* _What is needed_: Here are some records; copy every line that holds the word "MINEPSP".

* _Extracted records_:

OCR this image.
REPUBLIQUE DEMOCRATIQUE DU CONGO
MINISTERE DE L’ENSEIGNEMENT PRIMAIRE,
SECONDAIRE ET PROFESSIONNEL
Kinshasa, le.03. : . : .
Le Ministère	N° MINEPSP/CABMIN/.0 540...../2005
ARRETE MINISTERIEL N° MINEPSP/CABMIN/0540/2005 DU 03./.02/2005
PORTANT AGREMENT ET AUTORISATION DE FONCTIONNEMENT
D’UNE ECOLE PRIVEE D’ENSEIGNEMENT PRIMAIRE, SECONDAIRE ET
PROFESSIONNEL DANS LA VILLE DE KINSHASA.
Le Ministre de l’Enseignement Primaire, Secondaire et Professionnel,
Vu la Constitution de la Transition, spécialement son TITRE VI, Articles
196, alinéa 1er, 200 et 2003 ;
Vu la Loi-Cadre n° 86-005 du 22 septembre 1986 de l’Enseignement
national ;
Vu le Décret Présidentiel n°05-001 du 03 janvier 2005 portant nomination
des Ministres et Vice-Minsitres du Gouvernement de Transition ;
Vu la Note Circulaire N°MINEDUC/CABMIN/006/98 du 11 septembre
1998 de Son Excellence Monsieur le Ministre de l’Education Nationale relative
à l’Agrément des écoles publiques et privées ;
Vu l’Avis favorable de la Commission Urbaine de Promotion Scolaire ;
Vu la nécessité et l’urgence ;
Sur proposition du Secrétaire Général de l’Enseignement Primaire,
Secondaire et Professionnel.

* _Answer for the task_:
Le Ministère	N° MINEPSP/CABMIN/.0 540...../2005
ARRETE MINISTERIEL N° MINEPSP/CABMIN/0540/2005 DU 03./.02/2005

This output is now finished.